» Entries shown
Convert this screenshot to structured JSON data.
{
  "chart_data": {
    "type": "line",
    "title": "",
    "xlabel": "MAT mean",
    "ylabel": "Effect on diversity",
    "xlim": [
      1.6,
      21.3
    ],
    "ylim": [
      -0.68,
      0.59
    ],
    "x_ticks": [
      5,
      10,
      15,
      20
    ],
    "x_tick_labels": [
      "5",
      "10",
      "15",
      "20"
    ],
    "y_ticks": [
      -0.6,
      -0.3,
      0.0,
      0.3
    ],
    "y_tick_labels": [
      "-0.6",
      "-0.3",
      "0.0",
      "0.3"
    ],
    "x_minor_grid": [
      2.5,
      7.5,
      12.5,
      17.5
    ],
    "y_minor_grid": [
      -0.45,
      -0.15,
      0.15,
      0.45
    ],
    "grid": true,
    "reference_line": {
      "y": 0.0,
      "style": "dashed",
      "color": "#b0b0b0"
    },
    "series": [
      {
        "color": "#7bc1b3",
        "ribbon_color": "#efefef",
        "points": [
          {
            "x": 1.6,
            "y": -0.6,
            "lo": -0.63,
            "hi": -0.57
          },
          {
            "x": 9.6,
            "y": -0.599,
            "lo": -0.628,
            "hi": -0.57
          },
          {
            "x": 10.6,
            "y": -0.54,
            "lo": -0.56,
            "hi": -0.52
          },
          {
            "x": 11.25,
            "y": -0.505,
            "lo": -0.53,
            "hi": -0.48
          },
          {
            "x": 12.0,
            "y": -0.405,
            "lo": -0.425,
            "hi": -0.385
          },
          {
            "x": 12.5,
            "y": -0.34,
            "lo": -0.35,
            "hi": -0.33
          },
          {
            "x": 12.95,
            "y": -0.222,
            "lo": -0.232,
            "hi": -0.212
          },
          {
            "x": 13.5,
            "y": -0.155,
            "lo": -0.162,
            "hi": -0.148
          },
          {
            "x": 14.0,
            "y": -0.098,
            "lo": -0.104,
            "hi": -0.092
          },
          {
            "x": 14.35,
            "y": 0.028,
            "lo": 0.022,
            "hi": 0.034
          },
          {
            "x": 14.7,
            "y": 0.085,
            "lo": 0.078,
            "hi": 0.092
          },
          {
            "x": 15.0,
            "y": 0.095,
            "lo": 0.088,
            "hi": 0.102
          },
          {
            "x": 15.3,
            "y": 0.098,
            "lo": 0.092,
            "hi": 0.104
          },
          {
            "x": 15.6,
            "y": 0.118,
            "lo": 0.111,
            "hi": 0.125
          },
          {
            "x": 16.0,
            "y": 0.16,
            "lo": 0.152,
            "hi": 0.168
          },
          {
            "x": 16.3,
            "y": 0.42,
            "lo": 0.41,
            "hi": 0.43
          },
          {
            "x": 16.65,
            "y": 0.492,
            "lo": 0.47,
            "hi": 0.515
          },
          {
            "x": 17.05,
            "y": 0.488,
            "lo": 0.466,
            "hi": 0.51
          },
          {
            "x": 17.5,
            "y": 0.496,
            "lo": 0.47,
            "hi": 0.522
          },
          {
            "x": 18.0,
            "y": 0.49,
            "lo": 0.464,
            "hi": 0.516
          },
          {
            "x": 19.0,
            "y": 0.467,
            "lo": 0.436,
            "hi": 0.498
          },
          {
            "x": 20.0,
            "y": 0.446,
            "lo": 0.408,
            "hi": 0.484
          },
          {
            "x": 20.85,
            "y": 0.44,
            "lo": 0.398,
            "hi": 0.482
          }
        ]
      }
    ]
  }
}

» Exercise brief
Extract all lines as given.

» Problem solution
Convert this screenshot to structured JSON data.
{
  "chart_data": {
    "type": "line",
    "title": "",
    "xlabel": "MAT mean",
    "ylabel": "Effect on diversity",
    "xlim": [
      1.6,
      21.3
    ],
    "ylim": [
      -0.68,
      0.59
    ],
    "x_ticks": [
      5,
      10,
      15,
      20
    ],
    "x_tick_labels": [
      "5",
      "10",
      "15",
      "20"
    ],
    "y_ticks": [
      -0.6,
      -0.3,
      0.0,
      0.3
    ],
    "y_tick_labels": [
      "-0.6",
      "-0.3",
      "0.0",
      "0.3"
    ],
    "x_minor_grid": [
      2.5,
      7.5,
      12.5,
      17.5
    ],
    "y_minor_grid": [
      -0.45,
      -0.15,
      0.15,
      0.45
    ],
    "grid": true,
    "reference_line": {
      "y": 0.0,
      "style": "dashed",
      "color": "#b0b0b0"
    },
    "series": [
      {
        "color": "#7bc1b3",
        "ribbon_color": "#efefef",
        "points": [
          {
            "x": 1.6,
            "y": -0.6,
            "lo": -0.63,
            "hi": -0.57
          },
          {
            "x": 9.6,
            "y": -0.599,
            "lo": -0.628,
            "hi": -0.57
          },
          {
            "x": 10.6,
            "y": -0.54,
            "lo": -0.56,
            "hi": -0.52
          },
          {
            "x": 11.25,
            "y": -0.505,
            "lo": -0.53,
            "hi": -0.48
          },
          {
            "x": 12.0,
            "y": -0.405,
            "lo": -0.425,
            "hi": -0.385
          },
          {
            "x": 12.5,
            "y": -0.34,
            "lo": -0.35,
            "hi": -0.33
          },
          {
            "x": 12.95,
            "y": -0.222,
            "lo": -0.232,
            "hi": -0.212
          },
          {
            "x": 13.5,
            "y": -0.155,
            "lo": -0.162,
            "hi": -0.148
          },
          {
            "x": 14.0,
            "y": -0.098,
            "lo": -0.104,
            "hi": -0.092
          },
          {
            "x": 14.35,
            "y": 0.028,
            "lo": 0.022,
            "hi": 0.034
          },
          {
            "x": 14.7,
            "y": 0.085,
            "lo": 0.078,
            "hi": 0.092
          },
          {
            "x": 15.0,
            "y": 0.095,
            "lo": 0.088,
            "hi": 0.102
          },
          {
            "x": 15.3,
            "y": 0.098,
            "lo": 0.092,
            "hi": 0.104
          },
          {
            "x": 15.6,
            "y": 0.118,
            "lo": 0.111,
            "hi": 0.125
          },
          {
            "x": 16.0,
            "y": 0.16,
            "lo": 0.152,
            "hi": 0.168
          },
          {
            "x": 16.3,
            "y": 0.42,
            "lo": 0.41,
            "hi": 0.43
          },
          {
            "x": 16.65,
            "y": 0.492,
            "lo": 0.47,
            "hi": 0.515
          },
          {
            "x": 17.05,
            "y": 0.488,
            "lo": 0.466,
            "hi": 0.51
          },
          {
            "x": 17.5,
            "y": 0.496,
            "lo": 0.47,
            "hi": 0.522
          },
          {
            "x": 18.0,
            "y": 0.49,
            "lo": 0.464,
            "hi": 0.516
          },
          {
            "x": 19.0,
            "y": 0.467,
            "lo": 0.436,
            "hi": 0.498
          },
          {
            "x": 20.0,
            "y": 0.446,
            "lo": 0.408,
            "hi": 0.484
          },
          {
            "x": 20.85,
            "y": 0.44,
            "lo": 0.398,
            "hi": 0.482
          }
        ]
      }
    ]
  }
}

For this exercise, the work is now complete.